Every entry, from first to last, is to be retyped without any alteration.

Segment Open

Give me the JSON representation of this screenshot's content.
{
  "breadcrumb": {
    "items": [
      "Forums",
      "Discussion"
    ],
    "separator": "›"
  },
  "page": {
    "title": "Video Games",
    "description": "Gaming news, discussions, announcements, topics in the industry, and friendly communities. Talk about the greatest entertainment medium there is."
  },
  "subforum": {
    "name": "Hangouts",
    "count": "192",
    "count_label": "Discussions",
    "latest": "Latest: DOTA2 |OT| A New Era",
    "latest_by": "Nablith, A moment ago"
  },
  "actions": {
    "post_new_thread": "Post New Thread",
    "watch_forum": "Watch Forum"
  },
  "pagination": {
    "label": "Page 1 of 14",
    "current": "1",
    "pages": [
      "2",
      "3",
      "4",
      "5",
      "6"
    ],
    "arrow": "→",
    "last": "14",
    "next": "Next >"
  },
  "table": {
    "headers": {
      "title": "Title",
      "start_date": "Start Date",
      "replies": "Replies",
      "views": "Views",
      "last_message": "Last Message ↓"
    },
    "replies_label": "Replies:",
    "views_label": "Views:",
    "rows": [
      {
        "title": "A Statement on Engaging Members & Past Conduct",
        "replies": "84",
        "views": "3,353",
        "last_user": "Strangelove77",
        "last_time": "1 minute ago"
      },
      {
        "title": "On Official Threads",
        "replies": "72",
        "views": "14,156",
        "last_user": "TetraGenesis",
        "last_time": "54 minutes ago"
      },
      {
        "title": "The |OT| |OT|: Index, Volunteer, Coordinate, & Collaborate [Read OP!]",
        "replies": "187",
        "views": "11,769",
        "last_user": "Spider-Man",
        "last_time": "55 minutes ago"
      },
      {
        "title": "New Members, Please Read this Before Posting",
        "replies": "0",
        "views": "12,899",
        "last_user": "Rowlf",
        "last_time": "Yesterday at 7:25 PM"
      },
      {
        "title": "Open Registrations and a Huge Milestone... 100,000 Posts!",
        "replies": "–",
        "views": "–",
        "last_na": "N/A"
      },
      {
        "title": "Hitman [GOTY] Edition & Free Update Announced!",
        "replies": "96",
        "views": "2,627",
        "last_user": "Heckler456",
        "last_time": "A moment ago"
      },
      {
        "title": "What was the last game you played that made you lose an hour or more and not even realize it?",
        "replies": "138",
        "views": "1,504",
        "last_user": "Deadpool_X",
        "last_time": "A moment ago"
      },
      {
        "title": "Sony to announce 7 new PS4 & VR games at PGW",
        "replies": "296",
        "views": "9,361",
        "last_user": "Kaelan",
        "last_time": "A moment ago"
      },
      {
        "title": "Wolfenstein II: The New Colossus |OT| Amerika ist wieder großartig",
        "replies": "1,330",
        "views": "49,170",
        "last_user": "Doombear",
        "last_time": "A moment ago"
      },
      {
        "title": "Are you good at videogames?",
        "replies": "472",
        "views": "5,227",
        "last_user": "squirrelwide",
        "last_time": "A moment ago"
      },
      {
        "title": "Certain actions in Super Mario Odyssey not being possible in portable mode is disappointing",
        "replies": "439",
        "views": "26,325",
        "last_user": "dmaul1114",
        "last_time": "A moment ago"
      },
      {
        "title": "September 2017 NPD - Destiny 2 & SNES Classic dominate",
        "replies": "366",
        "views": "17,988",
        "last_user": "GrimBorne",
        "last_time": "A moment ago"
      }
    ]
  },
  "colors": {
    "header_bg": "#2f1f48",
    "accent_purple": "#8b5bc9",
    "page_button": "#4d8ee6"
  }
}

Segment Closed

- _Output of the exercise_:
Give me the JSON representation of this screenshot's content.
{
  "breadcrumb": {
    "items": [
      "Forums",
      "Discussion"
    ],
    "separator": "›"
  },
  "page": {
    "title": "Video Games",
    "description": "Gaming news, discussions, announcements, topics in the industry, and friendly communities. Talk about the greatest entertainment medium there is."
  },
  "subforum": {
    "name": "Hangouts",
    "count": "192",
    "count_label": "Discussions",
    "latest": "Latest: DOTA2 |OT| A New Era",
    "latest_by": "Nablith, A moment ago"
  },
  "actions": {
    "post_new_thread": "Post New Thread",
    "watch_forum": "Watch Forum"
  },
  "pagination": {
    "label": "Page 1 of 14",
    "current": "1",
    "pages": [
      "2",
      "3",
      "4",
      "5",
      "6"
    ],
    "arrow": "→",
    "last": "14",
    "next": "Next >"
  },
  "table": {
    "headers": {
      "title": "Title",
      "start_date": "Start Date",
      "replies": "Replies",
      "views": "Views",
      "last_message": "Last Message ↓"
    },
    "replies_label": "Replies:",
    "views_label": "Views:",
    "rows": [
      {
        "title": "A Statement on Engaging Members & Past Conduct",
        "replies": "84",
        "views": "3,353",
        "last_user": "Strangelove77",
        "last_time": "1 minute ago"
      },
      {
        "title": "On Official Threads",
        "replies": "72",
        "views": "14,156",
        "last_user": "TetraGenesis",
        "last_time": "54 minutes ago"
      },
      {
        "title": "The |OT| |OT|: Index, Volunteer, Coordinate, & Collaborate [Read OP!]",
        "replies": "187",
        "views": "11,769",
        "last_user": "Spider-Man",
        "last_time": "55 minutes ago"
      },
      {
        "title": "New Members, Please Read this Before Posting",
        "replies": "0",
        "views": "12,899",
        "last_user": "Rowlf",
        "last_time": "Yesterday at 7:25 PM"
      },
      {
        "title": "Open Registrations and a Huge Milestone... 100,000 Posts!",
        "replies": "–",
        "views": "–",
        "last_na": "N/A"
      },
      {
        "title": "Hitman [GOTY] Edition & Free Update Announced!",
        "replies": "96",
        "views": "2,627",
        "last_user": "Heckler456",
        "last_time": "A moment ago"
      },
      {
        "title": "What was the last game you played that made you lose an hour or more and not even realize it?",
        "replies": "138",
        "views": "1,504",
        "last_user": "Deadpool_X",
        "last_time": "A moment ago"
      },
      {
        "title": "Sony to announce 7 new PS4 & VR games at PGW",
        "replies": "296",
        "views": "9,361",
        "last_user": "Kaelan",
        "last_time": "A moment ago"
      },
      {
        "title": "Wolfenstein II: The New Colossus |OT| Amerika ist wieder großartig",
        "replies": "1,330",
        "views": "49,170",
        "last_user": "Doombear",
        "last_time": "A moment ago"
      },
      {
        "title": "Are you good at videogames?",
        "replies": "472",
        "views": "5,227",
        "last_user": "squirrelwide",
        "last_time": "A moment ago"
      },
      {
        "title": "Certain actions in Super Mario Odyssey not being possible in portable mode is disappointing",
        "replies": "439",
        "views": "26,325",
        "last_user": "dmaul1114",
        "last_time": "A moment ago"
      },
      {
        "title": "September 2017 NPD - Destiny 2 & SNES Classic dominate",
        "replies": "366",
        "views": "17,988",
        "last_user": "GrimBorne",
        "last_time": "A moment ago"
      }
    ]
  },
  "colors": {
    "header_bg": "#2f1f48",
    "accent_purple": "#8b5bc9",
    "page_button": "#4d8ee6"
  }
}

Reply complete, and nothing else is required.